**Stated goal:** From the entries below, copy every line that holds the word "Dhemaji".

**Provided data:**

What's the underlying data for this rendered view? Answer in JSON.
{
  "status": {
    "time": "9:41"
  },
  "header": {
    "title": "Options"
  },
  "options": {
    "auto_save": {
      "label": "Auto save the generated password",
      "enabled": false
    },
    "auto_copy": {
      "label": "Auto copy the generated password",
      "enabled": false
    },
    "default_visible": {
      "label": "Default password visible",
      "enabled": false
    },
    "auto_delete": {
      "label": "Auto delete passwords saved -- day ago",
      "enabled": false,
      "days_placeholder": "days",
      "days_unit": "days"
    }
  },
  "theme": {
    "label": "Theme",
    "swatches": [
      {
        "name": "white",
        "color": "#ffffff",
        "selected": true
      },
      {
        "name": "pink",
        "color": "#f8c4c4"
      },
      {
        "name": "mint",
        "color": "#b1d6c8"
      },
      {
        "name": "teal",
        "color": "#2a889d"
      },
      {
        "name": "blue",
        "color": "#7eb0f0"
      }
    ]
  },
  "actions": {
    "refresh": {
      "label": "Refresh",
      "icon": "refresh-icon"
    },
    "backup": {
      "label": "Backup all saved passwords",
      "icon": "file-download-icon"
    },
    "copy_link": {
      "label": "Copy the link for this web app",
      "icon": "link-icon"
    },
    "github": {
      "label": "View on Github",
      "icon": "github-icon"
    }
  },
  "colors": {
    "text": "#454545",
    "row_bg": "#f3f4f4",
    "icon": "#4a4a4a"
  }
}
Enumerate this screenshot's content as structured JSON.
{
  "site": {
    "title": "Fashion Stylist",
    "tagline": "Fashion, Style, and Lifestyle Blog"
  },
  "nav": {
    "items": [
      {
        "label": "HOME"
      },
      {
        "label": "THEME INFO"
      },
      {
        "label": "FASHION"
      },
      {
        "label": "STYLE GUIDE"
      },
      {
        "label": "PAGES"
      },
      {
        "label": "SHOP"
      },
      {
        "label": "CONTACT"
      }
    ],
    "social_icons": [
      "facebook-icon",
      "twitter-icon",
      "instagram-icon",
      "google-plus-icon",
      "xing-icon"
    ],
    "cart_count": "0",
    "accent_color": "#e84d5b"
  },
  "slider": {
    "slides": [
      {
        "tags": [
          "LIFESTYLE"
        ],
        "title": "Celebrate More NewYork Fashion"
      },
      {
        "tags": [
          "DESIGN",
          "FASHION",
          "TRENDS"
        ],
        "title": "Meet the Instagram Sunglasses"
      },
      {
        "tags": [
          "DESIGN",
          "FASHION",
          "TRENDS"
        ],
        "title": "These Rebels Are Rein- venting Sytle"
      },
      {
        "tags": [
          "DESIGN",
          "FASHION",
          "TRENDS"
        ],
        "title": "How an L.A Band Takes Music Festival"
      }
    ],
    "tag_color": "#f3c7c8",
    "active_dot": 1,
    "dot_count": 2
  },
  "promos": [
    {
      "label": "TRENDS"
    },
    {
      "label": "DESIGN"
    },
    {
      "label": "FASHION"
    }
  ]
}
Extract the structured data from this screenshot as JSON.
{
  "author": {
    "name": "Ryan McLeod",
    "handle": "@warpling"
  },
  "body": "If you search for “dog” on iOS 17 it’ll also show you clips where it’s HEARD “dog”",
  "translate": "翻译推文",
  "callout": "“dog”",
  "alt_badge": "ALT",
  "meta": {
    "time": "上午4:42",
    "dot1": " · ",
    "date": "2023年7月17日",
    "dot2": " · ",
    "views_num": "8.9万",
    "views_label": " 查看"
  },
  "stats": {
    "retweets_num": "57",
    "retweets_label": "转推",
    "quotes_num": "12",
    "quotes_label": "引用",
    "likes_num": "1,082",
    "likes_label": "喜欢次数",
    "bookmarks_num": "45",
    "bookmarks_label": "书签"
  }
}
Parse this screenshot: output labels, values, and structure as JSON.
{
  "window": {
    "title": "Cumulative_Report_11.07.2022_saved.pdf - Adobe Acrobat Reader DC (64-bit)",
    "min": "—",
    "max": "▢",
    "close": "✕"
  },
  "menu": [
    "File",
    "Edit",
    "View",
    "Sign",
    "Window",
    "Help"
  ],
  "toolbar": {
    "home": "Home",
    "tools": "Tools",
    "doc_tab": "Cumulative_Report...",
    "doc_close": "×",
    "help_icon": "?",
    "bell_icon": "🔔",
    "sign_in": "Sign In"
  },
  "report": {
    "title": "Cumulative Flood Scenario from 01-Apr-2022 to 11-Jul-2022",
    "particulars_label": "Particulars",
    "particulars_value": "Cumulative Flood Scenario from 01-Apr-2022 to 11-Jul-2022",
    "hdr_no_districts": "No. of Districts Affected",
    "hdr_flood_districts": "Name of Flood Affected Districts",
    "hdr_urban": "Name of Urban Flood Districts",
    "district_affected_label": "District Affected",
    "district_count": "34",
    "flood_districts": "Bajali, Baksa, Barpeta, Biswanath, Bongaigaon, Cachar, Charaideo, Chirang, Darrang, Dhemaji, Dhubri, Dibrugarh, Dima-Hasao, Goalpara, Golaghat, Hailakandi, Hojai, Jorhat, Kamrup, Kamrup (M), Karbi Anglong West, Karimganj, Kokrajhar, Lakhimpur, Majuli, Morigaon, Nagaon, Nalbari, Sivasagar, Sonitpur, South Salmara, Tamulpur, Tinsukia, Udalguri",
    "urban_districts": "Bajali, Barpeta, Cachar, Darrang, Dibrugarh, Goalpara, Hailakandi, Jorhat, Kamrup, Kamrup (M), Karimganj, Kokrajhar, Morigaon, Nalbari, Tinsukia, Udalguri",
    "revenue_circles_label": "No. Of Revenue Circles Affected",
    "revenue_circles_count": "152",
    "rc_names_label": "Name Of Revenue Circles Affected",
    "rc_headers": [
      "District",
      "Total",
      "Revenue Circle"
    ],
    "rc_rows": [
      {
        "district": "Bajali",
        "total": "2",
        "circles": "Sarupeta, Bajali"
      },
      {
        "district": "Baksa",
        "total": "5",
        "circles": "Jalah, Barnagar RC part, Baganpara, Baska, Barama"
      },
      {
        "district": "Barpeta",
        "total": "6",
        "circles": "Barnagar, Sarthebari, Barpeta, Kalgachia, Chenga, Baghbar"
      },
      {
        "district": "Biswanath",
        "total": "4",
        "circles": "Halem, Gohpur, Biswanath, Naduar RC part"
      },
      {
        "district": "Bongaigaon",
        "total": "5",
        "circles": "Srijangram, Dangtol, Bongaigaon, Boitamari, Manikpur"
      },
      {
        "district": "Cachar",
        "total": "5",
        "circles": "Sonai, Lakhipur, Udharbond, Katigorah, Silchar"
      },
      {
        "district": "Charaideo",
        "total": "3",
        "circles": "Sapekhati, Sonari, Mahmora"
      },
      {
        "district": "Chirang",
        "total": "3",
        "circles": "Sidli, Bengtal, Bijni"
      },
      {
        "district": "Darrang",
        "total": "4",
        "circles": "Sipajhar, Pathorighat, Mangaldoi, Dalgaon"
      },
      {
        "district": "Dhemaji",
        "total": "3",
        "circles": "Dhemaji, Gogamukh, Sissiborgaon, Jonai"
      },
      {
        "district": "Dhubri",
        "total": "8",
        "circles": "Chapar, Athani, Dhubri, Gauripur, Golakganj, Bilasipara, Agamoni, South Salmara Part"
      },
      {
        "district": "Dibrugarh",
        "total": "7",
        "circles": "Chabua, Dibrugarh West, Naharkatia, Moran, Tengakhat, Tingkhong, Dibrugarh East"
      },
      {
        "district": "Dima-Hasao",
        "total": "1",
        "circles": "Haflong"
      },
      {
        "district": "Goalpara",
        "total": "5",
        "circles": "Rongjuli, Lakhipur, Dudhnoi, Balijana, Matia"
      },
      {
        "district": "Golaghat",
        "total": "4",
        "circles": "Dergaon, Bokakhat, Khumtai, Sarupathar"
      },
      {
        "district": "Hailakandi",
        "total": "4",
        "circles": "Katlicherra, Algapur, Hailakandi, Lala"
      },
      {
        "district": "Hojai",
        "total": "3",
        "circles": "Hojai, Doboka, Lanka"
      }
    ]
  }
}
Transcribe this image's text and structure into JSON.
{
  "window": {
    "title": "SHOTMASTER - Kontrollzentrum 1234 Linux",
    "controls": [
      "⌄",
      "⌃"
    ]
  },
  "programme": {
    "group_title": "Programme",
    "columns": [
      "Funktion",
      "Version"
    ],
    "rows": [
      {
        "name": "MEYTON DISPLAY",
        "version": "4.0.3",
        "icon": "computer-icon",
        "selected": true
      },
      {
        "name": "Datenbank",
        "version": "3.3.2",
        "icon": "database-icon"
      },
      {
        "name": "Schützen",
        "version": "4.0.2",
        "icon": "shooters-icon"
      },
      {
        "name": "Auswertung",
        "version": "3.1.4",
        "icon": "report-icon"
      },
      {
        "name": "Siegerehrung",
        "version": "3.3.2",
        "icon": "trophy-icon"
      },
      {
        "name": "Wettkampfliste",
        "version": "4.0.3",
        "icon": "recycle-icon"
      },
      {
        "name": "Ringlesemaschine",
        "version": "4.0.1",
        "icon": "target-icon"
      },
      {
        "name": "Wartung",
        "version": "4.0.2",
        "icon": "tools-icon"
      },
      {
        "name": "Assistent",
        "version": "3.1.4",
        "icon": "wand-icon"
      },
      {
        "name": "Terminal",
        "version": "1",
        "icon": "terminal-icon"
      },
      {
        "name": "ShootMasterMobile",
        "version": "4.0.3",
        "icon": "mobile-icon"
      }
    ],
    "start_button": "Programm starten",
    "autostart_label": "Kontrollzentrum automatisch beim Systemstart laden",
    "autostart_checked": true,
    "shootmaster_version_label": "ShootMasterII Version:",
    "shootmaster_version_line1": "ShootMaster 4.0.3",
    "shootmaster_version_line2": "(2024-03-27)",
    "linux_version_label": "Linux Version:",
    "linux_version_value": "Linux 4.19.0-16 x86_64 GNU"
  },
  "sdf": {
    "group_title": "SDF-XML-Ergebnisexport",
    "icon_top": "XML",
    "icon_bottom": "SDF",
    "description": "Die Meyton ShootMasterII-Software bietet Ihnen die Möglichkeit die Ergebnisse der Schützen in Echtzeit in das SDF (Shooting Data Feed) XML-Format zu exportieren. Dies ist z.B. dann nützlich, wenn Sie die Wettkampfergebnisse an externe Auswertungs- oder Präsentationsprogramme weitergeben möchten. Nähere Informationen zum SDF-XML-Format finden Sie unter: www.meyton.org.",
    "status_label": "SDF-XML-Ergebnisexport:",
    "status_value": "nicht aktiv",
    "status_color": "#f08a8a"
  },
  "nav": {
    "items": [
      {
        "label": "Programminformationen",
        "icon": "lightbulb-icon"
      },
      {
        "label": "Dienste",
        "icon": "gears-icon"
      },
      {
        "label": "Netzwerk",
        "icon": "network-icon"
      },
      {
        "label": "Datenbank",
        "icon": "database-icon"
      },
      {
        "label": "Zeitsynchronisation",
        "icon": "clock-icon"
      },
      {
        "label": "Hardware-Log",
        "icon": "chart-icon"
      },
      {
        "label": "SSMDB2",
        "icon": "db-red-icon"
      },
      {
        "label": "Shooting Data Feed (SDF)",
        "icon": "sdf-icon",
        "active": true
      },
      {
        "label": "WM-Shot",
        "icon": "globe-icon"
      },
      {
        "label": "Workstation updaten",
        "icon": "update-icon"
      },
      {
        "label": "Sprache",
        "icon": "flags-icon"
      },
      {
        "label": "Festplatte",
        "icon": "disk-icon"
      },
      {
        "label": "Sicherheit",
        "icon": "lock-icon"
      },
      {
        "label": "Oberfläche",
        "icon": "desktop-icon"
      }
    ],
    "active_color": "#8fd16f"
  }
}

**Task response:**
    "flood_districts": "Bajali, Baksa, Barpeta, Biswanath, Bongaigaon, Cachar, Charaideo, Chirang, Darrang, Dhemaji, Dhubri, Dibrugarh, Dima-Hasao, Goalpara, Golaghat, Hailakandi, Hojai, Jorhat, Kamrup, Kamrup (M), Karbi Anglong West, Karimganj, Kokrajhar, Lakhimpur, Majuli, Morigaon, Nagaon, Nalbari, Sivasagar, Sonitpur, South Salmara, Tamulpur, Tinsukia, Udalguri",
        "district": "Dhemaji",
        "circles": "Dhemaji, Gogamukh, Sissiborgaon, Jonai"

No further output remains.